<<<<

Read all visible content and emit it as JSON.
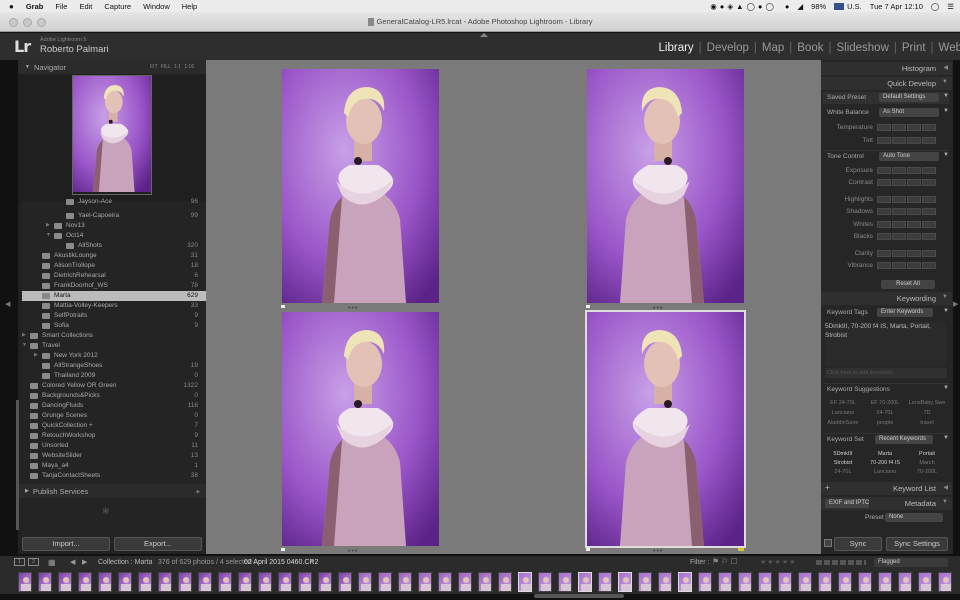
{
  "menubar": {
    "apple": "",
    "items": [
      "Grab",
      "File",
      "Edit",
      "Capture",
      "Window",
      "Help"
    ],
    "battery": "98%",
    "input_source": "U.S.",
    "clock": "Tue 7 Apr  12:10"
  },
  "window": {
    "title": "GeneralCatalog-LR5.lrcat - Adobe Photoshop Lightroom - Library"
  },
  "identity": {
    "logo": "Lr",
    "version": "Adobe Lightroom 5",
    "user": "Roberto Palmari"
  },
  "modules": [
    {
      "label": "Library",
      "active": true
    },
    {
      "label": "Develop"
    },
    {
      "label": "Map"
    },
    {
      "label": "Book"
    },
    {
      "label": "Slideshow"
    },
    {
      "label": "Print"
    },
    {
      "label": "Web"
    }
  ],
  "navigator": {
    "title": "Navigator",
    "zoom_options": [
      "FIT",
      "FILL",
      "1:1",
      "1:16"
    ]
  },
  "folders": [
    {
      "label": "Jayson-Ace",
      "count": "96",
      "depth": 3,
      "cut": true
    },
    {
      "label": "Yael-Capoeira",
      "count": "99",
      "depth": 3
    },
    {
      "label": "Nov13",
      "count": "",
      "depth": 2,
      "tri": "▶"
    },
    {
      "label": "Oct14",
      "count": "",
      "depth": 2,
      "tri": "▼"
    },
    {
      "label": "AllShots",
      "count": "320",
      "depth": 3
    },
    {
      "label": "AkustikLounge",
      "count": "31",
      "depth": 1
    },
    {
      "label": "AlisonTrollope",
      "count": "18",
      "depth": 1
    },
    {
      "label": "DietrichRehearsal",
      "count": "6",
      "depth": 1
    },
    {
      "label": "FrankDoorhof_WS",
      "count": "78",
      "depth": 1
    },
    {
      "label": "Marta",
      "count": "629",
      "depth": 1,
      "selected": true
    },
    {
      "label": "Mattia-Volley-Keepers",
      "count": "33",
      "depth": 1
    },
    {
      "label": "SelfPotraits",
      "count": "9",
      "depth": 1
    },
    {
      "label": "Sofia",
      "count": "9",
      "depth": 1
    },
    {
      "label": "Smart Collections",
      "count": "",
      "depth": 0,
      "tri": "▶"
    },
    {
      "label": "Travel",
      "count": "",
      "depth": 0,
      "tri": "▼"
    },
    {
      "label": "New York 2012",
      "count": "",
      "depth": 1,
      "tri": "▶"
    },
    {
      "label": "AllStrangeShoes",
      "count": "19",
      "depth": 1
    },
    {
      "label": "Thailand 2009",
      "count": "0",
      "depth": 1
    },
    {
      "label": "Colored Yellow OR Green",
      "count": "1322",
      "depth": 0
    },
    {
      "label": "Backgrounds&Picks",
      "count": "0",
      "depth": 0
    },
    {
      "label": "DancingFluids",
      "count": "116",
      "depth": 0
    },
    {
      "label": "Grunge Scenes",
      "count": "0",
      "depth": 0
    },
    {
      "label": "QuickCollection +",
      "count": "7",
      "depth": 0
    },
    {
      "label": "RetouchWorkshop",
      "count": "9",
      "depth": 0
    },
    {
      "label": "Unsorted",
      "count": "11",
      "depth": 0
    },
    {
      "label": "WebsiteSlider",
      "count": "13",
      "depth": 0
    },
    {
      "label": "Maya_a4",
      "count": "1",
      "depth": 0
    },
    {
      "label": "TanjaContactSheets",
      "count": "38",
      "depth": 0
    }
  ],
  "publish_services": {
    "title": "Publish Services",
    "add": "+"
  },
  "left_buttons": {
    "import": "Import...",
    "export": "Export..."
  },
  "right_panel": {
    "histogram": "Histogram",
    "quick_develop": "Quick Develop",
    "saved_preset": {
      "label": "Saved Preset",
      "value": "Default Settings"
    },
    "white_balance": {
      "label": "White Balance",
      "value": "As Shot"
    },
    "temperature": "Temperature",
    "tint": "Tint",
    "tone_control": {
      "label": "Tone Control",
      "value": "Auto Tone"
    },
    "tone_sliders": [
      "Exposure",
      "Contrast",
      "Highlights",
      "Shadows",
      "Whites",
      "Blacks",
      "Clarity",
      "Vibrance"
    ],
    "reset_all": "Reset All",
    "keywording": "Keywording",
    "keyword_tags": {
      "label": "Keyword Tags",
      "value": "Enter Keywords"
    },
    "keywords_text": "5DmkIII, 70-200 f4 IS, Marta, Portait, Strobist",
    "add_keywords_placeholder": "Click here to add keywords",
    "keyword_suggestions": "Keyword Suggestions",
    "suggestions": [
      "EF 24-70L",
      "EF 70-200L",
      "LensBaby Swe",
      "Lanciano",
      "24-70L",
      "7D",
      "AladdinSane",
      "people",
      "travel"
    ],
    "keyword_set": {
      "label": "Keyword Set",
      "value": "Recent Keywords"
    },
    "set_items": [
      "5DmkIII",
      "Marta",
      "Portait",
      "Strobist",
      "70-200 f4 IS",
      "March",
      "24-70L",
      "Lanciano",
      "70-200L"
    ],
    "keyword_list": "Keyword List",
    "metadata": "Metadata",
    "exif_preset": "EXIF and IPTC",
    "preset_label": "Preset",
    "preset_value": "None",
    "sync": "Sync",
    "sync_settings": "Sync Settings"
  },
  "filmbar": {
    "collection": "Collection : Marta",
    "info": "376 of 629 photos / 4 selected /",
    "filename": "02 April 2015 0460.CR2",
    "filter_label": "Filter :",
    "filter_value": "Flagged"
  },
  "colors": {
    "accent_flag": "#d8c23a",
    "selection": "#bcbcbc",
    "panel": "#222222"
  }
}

>>>>
<<<<

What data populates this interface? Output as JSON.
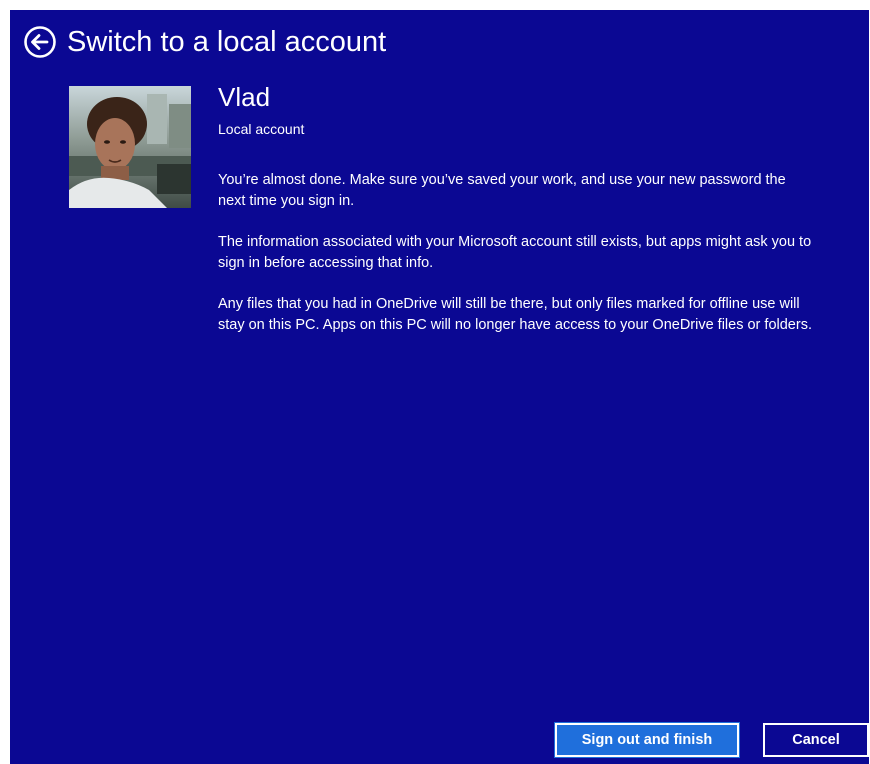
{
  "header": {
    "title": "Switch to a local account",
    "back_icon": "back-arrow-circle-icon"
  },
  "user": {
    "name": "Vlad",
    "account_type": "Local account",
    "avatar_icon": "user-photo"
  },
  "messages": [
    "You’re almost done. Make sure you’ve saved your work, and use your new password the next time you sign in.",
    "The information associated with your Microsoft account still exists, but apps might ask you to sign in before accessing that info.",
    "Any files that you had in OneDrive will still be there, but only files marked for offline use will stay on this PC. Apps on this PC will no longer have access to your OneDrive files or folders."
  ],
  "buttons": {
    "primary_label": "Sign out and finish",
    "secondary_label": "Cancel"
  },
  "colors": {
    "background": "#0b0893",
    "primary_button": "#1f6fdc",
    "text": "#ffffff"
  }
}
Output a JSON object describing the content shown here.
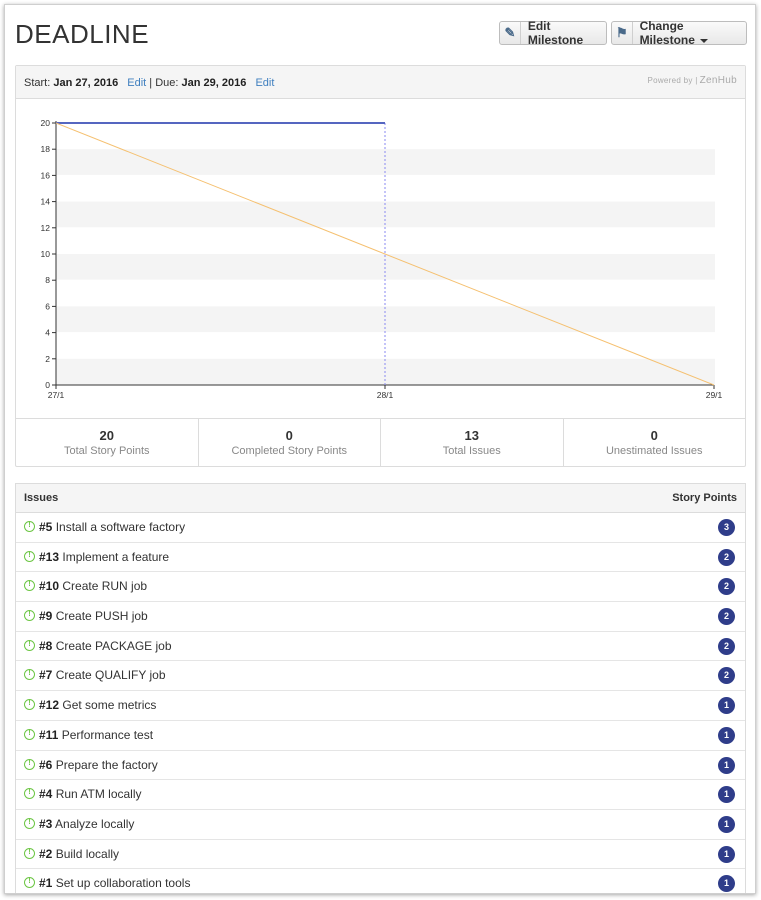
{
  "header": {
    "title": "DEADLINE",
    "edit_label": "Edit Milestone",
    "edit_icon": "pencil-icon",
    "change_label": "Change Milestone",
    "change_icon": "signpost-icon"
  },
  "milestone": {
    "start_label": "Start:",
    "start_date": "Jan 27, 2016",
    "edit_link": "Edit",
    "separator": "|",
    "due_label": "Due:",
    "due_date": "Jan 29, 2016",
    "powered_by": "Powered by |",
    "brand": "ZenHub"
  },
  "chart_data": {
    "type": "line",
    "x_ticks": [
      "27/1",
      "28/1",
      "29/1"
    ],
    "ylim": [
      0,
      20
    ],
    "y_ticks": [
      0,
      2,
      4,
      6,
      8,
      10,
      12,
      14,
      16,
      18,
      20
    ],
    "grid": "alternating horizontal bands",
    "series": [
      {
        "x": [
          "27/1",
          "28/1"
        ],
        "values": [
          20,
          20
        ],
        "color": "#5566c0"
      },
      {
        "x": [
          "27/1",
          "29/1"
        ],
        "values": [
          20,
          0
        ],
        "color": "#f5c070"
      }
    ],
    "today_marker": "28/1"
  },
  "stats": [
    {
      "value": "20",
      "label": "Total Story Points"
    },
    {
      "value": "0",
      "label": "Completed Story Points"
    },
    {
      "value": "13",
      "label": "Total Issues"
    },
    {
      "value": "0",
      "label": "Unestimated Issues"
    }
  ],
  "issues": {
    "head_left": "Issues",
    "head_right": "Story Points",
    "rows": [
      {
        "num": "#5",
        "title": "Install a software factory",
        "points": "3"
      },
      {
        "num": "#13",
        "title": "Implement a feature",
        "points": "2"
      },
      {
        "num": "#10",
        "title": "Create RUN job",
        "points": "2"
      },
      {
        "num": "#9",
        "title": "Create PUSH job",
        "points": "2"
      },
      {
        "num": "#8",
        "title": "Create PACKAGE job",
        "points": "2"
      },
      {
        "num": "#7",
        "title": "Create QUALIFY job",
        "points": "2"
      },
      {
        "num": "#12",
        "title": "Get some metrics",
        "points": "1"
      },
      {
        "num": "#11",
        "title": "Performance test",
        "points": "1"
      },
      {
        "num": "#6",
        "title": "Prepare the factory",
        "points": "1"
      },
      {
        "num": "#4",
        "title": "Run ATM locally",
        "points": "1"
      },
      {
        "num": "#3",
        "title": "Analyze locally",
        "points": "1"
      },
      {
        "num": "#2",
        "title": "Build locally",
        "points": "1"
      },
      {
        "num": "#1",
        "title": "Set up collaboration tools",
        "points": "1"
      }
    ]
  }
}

>>>>
<<<<

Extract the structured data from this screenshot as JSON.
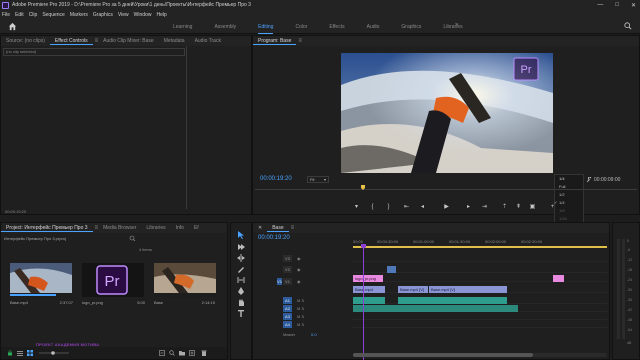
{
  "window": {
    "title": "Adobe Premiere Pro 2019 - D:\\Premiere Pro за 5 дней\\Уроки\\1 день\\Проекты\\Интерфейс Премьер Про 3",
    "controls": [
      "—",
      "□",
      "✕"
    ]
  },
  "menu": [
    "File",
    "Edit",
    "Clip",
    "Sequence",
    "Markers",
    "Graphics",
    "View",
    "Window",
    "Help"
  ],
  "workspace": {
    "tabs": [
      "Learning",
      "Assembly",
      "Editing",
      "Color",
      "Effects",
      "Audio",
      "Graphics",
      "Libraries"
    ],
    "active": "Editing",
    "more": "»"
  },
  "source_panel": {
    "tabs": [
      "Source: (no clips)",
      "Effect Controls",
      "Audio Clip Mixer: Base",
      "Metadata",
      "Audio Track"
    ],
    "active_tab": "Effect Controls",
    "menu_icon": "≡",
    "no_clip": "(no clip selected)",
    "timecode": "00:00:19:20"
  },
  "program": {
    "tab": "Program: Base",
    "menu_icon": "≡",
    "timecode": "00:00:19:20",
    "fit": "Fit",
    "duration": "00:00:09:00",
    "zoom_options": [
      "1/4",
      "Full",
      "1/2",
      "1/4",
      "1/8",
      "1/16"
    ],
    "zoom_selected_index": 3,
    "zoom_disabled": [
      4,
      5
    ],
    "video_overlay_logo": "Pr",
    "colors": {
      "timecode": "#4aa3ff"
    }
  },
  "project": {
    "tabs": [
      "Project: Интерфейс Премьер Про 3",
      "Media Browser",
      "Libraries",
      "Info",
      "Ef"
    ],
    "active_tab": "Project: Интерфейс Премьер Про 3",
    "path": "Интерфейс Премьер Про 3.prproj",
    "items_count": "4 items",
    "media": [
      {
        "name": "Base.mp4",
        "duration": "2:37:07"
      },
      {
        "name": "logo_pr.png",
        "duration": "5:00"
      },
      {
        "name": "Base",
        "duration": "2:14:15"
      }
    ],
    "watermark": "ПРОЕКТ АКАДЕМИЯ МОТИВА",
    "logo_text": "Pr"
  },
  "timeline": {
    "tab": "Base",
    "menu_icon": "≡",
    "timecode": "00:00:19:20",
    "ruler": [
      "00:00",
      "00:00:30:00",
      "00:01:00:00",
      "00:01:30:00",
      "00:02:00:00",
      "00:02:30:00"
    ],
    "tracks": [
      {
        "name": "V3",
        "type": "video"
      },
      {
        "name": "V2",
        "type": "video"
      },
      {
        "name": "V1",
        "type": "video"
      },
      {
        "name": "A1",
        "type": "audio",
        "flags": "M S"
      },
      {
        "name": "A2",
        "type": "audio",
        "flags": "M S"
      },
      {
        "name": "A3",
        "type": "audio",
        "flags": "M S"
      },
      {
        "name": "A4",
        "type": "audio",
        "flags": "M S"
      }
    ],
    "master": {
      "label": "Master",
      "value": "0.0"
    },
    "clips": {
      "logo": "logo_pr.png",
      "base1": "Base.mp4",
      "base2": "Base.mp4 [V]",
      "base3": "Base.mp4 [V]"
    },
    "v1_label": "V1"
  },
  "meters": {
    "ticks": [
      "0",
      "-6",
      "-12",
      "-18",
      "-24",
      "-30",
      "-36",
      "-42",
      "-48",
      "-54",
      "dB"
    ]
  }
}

>>>>

▶ _PROBLEM DETAILS_:
Count how many lines of the data include the word "user". Your reply should be that number alone.

▶ _REPLY TO THE EXERCISE_:
3